§ Job: Scan the data below for the string "this". Show every line where it turns up.

* begin Provided data *

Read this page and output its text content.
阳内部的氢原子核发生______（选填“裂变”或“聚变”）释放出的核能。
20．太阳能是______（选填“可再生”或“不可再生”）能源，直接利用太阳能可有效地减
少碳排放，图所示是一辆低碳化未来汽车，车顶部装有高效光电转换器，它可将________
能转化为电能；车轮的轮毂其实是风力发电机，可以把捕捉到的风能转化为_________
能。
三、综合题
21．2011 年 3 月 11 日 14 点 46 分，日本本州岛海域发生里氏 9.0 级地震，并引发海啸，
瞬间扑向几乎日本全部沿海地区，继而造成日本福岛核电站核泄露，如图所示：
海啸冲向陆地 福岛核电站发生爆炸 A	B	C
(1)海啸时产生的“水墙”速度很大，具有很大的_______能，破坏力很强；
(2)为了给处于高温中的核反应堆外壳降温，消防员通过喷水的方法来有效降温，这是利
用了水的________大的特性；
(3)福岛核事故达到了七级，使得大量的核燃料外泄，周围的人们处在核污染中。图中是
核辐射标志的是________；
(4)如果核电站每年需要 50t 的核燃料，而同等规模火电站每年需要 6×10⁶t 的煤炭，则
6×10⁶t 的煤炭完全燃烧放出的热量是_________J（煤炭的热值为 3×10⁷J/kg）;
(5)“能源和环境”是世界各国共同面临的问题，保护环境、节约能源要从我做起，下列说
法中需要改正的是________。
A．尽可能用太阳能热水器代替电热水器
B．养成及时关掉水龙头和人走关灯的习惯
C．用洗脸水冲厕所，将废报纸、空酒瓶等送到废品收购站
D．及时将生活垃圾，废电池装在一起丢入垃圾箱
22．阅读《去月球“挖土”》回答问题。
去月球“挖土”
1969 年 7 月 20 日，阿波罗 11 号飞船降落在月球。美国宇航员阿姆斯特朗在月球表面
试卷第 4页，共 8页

* end Provided data *
* begin Provided data *

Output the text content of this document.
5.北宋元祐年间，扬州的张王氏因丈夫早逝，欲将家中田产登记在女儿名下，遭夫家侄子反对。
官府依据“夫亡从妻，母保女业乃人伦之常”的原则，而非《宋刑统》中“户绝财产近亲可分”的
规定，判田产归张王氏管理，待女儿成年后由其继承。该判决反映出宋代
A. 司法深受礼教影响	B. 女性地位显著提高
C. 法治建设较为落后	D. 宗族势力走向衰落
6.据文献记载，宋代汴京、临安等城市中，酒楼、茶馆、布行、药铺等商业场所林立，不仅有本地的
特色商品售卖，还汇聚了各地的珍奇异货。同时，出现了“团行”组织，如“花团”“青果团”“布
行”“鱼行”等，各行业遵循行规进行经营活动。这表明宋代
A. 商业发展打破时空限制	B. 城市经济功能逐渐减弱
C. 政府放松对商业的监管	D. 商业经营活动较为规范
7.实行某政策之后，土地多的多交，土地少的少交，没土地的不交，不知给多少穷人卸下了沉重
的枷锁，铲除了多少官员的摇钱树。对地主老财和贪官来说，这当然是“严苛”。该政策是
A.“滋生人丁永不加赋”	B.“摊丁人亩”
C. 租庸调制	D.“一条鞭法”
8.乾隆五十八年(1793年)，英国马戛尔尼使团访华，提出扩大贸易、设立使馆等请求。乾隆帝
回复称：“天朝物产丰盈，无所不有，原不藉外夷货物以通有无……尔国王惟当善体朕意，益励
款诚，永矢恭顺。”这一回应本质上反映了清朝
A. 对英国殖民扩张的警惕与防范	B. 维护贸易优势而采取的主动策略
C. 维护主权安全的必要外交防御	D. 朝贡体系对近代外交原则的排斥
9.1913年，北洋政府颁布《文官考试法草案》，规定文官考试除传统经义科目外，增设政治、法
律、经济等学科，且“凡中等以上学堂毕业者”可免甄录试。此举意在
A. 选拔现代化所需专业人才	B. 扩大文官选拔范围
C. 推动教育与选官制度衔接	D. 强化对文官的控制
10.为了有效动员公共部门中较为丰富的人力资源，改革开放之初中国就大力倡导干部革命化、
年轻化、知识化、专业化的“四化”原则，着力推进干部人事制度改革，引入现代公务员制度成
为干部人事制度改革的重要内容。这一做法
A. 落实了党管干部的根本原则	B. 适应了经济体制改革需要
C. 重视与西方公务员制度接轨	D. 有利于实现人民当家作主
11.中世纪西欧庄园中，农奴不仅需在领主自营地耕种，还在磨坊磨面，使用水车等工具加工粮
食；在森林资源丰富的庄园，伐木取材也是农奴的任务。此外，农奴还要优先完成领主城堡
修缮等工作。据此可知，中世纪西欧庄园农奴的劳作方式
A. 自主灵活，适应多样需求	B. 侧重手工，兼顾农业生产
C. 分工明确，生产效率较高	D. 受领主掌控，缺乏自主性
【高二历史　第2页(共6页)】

* end Provided data *
* begin Provided data *

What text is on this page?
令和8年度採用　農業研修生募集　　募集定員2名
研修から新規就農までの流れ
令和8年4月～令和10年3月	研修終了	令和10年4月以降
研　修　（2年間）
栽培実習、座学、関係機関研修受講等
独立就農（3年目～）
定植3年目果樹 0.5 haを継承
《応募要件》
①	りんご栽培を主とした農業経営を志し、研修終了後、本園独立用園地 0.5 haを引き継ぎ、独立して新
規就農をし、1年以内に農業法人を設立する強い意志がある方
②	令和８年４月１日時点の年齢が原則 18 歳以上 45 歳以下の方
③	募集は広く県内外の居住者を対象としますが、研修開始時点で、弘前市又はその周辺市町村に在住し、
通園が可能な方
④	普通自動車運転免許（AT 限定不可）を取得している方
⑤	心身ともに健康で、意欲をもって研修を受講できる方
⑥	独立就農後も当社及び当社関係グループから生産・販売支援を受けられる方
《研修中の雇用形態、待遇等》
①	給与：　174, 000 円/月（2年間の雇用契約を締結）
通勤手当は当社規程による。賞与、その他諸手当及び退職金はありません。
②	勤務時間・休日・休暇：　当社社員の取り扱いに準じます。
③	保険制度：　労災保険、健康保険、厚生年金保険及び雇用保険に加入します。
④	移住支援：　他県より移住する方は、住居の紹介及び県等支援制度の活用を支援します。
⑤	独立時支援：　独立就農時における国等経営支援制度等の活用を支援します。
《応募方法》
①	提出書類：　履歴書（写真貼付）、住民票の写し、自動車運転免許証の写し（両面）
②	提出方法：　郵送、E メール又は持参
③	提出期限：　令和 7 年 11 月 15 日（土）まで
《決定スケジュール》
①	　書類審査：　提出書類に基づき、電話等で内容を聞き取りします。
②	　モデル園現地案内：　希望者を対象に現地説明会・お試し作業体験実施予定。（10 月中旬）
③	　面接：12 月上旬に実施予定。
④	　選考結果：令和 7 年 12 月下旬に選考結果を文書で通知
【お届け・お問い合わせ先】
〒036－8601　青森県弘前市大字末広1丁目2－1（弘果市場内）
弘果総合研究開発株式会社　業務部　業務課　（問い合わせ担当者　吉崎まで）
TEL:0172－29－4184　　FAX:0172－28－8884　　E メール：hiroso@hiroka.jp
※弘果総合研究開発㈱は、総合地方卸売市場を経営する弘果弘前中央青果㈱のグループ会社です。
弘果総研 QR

* end Provided data *

§ Task solution:
Read this page and output its text content.
Output the text content of this document.
What text is on this page?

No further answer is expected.